▸ **DIRECTIONS FOR THIS TASK**
Pick out the lines below that contain the string "Pietra" and copy them all.

▸ **EXERCISE INPUTS**
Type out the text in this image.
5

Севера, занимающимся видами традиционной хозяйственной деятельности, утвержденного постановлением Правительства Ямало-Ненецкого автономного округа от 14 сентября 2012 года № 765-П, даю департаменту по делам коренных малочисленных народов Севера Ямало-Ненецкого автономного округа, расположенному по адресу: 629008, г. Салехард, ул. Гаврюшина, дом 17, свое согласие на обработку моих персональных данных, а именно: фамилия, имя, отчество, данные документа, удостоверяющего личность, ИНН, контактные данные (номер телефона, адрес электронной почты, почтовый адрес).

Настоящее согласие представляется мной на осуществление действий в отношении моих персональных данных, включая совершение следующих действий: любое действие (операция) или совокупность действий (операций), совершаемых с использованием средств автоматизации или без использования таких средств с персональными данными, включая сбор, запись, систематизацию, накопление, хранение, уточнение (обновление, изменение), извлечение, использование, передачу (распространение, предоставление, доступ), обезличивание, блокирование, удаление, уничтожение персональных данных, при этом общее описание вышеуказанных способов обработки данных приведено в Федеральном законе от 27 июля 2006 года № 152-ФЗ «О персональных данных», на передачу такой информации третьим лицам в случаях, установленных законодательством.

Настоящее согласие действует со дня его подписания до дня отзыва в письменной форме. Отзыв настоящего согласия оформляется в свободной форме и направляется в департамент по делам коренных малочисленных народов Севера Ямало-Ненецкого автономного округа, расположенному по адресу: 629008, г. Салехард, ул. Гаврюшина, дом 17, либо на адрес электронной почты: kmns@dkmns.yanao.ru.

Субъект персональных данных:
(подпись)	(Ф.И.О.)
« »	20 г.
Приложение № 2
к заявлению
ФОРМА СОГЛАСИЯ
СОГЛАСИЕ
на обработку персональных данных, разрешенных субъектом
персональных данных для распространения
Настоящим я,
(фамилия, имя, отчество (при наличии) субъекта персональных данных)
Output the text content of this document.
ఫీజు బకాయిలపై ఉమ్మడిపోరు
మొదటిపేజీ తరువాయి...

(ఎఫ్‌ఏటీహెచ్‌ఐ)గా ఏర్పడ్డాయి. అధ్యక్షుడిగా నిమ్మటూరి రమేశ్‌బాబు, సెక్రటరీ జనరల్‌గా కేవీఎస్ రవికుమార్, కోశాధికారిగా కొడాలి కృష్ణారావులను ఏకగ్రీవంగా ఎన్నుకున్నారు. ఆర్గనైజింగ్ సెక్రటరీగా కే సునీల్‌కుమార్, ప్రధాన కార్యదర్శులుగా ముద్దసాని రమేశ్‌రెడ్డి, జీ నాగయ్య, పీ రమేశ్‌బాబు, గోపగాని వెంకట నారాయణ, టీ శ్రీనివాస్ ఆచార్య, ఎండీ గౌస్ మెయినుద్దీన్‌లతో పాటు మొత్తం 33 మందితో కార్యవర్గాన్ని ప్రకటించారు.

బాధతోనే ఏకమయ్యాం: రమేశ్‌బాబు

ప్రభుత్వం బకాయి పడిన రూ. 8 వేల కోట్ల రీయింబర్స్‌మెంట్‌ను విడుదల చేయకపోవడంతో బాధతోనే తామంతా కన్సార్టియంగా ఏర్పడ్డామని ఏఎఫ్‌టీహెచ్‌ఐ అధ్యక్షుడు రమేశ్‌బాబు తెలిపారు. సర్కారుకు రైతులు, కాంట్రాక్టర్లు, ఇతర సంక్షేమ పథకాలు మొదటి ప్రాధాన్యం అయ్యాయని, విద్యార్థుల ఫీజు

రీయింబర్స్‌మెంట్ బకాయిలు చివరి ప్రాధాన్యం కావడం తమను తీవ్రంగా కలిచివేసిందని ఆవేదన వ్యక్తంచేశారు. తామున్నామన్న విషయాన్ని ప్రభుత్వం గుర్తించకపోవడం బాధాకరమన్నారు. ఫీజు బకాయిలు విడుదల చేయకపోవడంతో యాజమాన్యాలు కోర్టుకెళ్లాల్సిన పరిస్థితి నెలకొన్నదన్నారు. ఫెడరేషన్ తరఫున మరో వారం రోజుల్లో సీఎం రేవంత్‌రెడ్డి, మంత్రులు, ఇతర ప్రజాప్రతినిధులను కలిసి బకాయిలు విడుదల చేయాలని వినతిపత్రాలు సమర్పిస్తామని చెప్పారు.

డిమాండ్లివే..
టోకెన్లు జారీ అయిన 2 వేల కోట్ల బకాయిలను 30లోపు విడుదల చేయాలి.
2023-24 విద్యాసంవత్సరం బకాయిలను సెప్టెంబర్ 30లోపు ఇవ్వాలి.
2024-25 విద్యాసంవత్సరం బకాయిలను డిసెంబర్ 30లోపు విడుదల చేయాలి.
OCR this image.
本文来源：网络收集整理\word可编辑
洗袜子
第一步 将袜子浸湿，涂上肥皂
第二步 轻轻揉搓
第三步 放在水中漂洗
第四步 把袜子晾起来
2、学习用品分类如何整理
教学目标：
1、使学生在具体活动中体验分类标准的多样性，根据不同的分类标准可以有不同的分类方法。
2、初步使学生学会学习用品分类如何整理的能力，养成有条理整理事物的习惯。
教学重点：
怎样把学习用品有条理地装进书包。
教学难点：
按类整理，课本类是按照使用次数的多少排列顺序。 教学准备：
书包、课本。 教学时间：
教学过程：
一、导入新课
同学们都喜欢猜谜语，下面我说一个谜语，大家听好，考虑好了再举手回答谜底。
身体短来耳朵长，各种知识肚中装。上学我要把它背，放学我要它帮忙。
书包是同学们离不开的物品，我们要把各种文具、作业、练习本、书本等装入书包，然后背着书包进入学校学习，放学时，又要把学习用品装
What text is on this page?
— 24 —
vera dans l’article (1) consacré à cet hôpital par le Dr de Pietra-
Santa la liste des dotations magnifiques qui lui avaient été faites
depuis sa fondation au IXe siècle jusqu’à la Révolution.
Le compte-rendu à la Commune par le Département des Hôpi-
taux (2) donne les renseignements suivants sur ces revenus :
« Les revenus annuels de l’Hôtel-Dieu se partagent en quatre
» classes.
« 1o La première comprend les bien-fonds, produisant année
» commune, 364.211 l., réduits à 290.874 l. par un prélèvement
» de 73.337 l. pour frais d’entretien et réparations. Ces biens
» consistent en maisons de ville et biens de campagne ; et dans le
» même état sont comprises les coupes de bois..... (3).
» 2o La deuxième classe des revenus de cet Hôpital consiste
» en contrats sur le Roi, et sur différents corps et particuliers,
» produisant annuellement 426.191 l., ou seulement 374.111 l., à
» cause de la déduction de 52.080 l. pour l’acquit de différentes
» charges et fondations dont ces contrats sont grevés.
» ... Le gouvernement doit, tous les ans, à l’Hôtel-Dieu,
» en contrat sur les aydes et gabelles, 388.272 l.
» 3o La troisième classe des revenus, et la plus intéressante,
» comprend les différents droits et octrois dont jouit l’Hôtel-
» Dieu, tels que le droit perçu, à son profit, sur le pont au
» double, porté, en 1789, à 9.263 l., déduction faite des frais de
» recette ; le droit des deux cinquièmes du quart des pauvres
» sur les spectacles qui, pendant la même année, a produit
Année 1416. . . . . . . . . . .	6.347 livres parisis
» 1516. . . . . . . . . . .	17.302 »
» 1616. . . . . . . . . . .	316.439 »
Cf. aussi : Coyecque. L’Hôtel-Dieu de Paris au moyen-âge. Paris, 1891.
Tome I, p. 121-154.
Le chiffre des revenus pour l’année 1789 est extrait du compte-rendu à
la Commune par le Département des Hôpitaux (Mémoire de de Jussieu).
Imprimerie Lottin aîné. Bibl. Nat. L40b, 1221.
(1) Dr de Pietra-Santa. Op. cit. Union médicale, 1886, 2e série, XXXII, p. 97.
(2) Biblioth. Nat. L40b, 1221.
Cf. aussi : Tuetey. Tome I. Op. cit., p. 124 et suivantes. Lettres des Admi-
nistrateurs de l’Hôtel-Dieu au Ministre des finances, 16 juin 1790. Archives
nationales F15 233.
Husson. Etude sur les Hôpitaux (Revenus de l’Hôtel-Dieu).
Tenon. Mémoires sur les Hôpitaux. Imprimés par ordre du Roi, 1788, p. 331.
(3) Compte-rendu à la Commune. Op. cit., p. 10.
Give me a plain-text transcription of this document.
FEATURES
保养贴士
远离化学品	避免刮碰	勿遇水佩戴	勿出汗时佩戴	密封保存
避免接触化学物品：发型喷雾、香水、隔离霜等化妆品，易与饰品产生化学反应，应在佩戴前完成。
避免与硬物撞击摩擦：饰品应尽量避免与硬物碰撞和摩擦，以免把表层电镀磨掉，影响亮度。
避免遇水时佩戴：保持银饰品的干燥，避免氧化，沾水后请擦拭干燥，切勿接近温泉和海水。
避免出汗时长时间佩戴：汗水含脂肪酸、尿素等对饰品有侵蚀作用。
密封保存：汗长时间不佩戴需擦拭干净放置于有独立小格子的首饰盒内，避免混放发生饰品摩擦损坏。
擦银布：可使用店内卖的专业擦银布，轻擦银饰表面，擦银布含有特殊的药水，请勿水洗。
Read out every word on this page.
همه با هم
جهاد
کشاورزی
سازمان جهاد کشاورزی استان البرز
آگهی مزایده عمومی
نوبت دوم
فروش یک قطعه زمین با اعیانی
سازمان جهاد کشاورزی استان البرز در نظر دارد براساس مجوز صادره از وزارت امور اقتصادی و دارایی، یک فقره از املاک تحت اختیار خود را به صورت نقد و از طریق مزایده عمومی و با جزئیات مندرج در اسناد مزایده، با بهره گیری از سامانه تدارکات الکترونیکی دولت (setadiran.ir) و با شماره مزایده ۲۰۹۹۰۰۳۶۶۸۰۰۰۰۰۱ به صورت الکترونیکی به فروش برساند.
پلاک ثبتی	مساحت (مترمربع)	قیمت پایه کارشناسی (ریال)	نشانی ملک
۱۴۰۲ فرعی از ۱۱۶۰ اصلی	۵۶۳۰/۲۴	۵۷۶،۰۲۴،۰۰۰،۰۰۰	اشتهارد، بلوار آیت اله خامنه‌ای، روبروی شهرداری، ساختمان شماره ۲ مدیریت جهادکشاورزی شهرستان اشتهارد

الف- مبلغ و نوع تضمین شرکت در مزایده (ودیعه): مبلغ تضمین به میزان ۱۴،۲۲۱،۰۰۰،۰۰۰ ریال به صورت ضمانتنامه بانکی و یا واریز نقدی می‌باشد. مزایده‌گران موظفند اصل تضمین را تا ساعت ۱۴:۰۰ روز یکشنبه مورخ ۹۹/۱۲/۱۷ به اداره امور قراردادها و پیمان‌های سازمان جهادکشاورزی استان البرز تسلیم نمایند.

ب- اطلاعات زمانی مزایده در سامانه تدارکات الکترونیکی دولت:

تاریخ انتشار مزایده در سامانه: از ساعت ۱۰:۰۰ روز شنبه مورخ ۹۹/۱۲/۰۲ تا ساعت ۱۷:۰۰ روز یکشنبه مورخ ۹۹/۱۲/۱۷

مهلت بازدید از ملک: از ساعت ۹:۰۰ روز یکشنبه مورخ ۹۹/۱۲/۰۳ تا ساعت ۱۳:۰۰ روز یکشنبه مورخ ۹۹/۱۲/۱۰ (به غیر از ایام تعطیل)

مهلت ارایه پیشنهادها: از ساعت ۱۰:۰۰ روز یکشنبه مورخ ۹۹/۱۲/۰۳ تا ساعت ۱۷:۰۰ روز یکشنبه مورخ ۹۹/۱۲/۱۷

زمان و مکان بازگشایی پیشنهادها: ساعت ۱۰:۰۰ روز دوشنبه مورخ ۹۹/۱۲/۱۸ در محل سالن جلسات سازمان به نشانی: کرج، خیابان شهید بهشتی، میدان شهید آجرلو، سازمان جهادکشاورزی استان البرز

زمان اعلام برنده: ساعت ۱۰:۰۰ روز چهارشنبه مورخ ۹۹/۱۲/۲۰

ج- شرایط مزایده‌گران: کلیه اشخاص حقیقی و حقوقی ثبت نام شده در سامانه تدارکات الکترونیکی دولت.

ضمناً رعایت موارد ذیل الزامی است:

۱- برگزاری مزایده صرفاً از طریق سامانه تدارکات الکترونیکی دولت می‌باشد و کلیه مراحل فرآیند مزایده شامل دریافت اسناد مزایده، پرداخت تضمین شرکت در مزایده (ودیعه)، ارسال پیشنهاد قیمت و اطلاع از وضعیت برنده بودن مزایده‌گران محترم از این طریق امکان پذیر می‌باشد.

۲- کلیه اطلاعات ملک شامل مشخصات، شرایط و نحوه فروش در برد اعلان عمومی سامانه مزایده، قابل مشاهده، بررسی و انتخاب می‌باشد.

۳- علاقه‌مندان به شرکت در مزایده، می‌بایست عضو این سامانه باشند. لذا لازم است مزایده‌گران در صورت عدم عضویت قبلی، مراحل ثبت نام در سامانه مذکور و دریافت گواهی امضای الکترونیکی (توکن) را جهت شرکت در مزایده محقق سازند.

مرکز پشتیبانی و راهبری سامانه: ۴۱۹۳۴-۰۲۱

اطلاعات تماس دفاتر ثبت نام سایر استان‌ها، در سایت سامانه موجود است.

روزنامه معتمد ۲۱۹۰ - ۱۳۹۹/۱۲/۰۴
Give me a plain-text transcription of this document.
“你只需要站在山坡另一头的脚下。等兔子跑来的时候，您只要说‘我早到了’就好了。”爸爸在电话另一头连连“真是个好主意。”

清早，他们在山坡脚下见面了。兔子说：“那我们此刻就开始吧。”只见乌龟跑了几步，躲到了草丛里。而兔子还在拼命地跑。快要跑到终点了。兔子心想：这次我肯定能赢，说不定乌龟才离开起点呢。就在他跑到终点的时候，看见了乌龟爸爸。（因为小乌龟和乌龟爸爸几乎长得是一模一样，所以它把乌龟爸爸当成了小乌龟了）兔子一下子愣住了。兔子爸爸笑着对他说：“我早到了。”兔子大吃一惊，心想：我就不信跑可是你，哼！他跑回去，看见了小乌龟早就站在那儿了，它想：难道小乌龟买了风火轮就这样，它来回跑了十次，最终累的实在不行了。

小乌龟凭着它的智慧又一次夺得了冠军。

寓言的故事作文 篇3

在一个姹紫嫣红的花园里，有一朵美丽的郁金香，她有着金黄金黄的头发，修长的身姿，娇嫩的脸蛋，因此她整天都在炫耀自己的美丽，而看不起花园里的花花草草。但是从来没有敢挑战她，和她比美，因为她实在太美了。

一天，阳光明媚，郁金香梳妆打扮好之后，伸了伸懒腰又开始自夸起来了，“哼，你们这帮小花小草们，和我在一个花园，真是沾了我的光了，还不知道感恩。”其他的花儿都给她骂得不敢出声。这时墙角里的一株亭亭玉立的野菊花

▸ **WRITTEN SOLUTION**
vera dans l’article (1) consacré à cet hôpital par le Dr de Pietra-
(1) Dr de Pietra-Santa. Op. cit. Union médicale, 1886, 2e série, XXXII, p. 97.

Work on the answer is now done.